● **STATED EXERCISE**: Copy out all of the material exactly as presented.

● **DATA LISTING**:

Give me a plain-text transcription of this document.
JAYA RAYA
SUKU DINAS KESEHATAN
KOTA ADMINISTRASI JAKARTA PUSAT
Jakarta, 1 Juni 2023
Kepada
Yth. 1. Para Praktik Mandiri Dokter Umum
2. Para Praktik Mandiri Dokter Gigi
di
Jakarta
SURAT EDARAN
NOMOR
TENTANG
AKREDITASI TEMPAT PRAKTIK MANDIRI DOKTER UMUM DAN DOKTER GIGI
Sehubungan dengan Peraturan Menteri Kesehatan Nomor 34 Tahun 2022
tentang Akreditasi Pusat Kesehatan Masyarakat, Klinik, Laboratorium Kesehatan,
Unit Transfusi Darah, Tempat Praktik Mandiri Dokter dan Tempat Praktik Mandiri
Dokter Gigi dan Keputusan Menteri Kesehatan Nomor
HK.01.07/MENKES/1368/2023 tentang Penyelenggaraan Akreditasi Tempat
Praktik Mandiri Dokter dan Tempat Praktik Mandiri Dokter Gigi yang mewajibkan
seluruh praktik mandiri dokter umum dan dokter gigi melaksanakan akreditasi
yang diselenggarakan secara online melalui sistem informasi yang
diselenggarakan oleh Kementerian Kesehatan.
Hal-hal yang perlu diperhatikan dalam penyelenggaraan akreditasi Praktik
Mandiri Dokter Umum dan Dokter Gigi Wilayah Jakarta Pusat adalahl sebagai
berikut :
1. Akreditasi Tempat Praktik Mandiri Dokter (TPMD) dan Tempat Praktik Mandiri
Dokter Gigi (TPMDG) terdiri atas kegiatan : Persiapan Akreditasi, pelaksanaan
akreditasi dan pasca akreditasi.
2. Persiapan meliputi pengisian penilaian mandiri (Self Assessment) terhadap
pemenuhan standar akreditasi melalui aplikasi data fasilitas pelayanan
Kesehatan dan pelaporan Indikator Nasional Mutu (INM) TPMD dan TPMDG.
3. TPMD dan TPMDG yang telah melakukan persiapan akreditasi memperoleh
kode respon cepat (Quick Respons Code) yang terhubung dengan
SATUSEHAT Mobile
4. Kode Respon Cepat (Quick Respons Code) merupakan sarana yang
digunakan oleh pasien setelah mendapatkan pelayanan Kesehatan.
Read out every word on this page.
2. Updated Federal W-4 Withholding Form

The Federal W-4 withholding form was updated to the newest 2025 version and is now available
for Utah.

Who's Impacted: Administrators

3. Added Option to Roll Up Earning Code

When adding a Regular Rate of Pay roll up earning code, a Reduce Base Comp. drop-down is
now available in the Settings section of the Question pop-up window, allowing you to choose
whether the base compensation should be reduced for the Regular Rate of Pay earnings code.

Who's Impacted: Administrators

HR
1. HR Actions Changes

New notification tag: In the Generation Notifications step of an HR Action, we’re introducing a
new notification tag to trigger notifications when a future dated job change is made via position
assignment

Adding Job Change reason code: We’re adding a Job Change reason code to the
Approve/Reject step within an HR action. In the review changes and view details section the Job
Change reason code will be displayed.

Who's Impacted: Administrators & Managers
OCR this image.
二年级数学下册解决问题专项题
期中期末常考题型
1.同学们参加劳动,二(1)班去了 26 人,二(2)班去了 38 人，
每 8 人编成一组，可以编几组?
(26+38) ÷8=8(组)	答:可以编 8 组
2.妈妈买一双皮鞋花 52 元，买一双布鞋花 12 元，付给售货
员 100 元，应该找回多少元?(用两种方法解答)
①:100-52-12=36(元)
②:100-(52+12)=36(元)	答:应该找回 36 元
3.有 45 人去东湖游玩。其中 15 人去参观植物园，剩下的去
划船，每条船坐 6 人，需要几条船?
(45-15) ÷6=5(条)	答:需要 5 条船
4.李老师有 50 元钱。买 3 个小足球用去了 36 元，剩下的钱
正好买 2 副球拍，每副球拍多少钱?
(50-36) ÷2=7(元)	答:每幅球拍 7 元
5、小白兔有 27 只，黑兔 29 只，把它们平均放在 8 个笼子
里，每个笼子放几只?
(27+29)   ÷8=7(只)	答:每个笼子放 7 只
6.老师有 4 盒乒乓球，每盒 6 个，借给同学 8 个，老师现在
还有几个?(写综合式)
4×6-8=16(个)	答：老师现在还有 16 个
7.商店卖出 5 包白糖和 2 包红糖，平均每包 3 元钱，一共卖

● **THE OUTPUT**:
Give me a plain-text transcription of this document.
JAYA RAYA
SUKU DINAS KESEHATAN
KOTA ADMINISTRASI JAKARTA PUSAT
Jakarta, 1 Juni 2023
Kepada
Yth. 1. Para Praktik Mandiri Dokter Umum
2. Para Praktik Mandiri Dokter Gigi
di
Jakarta
SURAT EDARAN
NOMOR
TENTANG
AKREDITASI TEMPAT PRAKTIK MANDIRI DOKTER UMUM DAN DOKTER GIGI
Sehubungan dengan Peraturan Menteri Kesehatan Nomor 34 Tahun 2022
tentang Akreditasi Pusat Kesehatan Masyarakat, Klinik, Laboratorium Kesehatan,
Unit Transfusi Darah, Tempat Praktik Mandiri Dokter dan Tempat Praktik Mandiri
Dokter Gigi dan Keputusan Menteri Kesehatan Nomor
HK.01.07/MENKES/1368/2023 tentang Penyelenggaraan Akreditasi Tempat
Praktik Mandiri Dokter dan Tempat Praktik Mandiri Dokter Gigi yang mewajibkan
seluruh praktik mandiri dokter umum dan dokter gigi melaksanakan akreditasi
yang diselenggarakan secara online melalui sistem informasi yang
diselenggarakan oleh Kementerian Kesehatan.
Hal-hal yang perlu diperhatikan dalam penyelenggaraan akreditasi Praktik
Mandiri Dokter Umum dan Dokter Gigi Wilayah Jakarta Pusat adalahl sebagai
berikut :
1. Akreditasi Tempat Praktik Mandiri Dokter (TPMD) dan Tempat Praktik Mandiri
Dokter Gigi (TPMDG) terdiri atas kegiatan : Persiapan Akreditasi, pelaksanaan
akreditasi dan pasca akreditasi.
2. Persiapan meliputi pengisian penilaian mandiri (Self Assessment) terhadap
pemenuhan standar akreditasi melalui aplikasi data fasilitas pelayanan
Kesehatan dan pelaporan Indikator Nasional Mutu (INM) TPMD dan TPMDG.
3. TPMD dan TPMDG yang telah melakukan persiapan akreditasi memperoleh
kode respon cepat (Quick Respons Code) yang terhubung dengan
SATUSEHAT Mobile
4. Kode Respon Cepat (Quick Respons Code) merupakan sarana yang
digunakan oleh pasien setelah mendapatkan pelayanan Kesehatan.
Read out every word on this page.
2. Updated Federal W-4 Withholding Form

The Federal W-4 withholding form was updated to the newest 2025 version and is now available
for Utah.

Who's Impacted: Administrators

3. Added Option to Roll Up Earning Code

When adding a Regular Rate of Pay roll up earning code, a Reduce Base Comp. drop-down is
now available in the Settings section of the Question pop-up window, allowing you to choose
whether the base compensation should be reduced for the Regular Rate of Pay earnings code.

Who's Impacted: Administrators

HR
1. HR Actions Changes

New notification tag: In the Generation Notifications step of an HR Action, we’re introducing a
new notification tag to trigger notifications when a future dated job change is made via position
assignment

Adding Job Change reason code: We’re adding a Job Change reason code to the
Approve/Reject step within an HR action. In the review changes and view details section the Job
Change reason code will be displayed.

Who's Impacted: Administrators & Managers
OCR this image.
二年级数学下册解决问题专项题
期中期末常考题型
1.同学们参加劳动,二(1)班去了 26 人,二(2)班去了 38 人，
每 8 人编成一组，可以编几组?
(26+38) ÷8=8(组)	答:可以编 8 组
2.妈妈买一双皮鞋花 52 元，买一双布鞋花 12 元，付给售货
员 100 元，应该找回多少元?(用两种方法解答)
①:100-52-12=36(元)
②:100-(52+12)=36(元)	答:应该找回 36 元
3.有 45 人去东湖游玩。其中 15 人去参观植物园，剩下的去
划船，每条船坐 6 人，需要几条船?
(45-15) ÷6=5(条)	答:需要 5 条船
4.李老师有 50 元钱。买 3 个小足球用去了 36 元，剩下的钱
正好买 2 副球拍，每副球拍多少钱?
(50-36) ÷2=7(元)	答:每幅球拍 7 元
5、小白兔有 27 只，黑兔 29 只，把它们平均放在 8 个笼子
里，每个笼子放几只?
(27+29)   ÷8=7(只)	答:每个笼子放 7 只
6.老师有 4 盒乒乓球，每盒 6 个，借给同学 8 个，老师现在
还有几个?(写综合式)
4×6-8=16(个)	答：老师现在还有 16 个
7.商店卖出 5 包白糖和 2 包红糖，平均每包 3 元钱，一共卖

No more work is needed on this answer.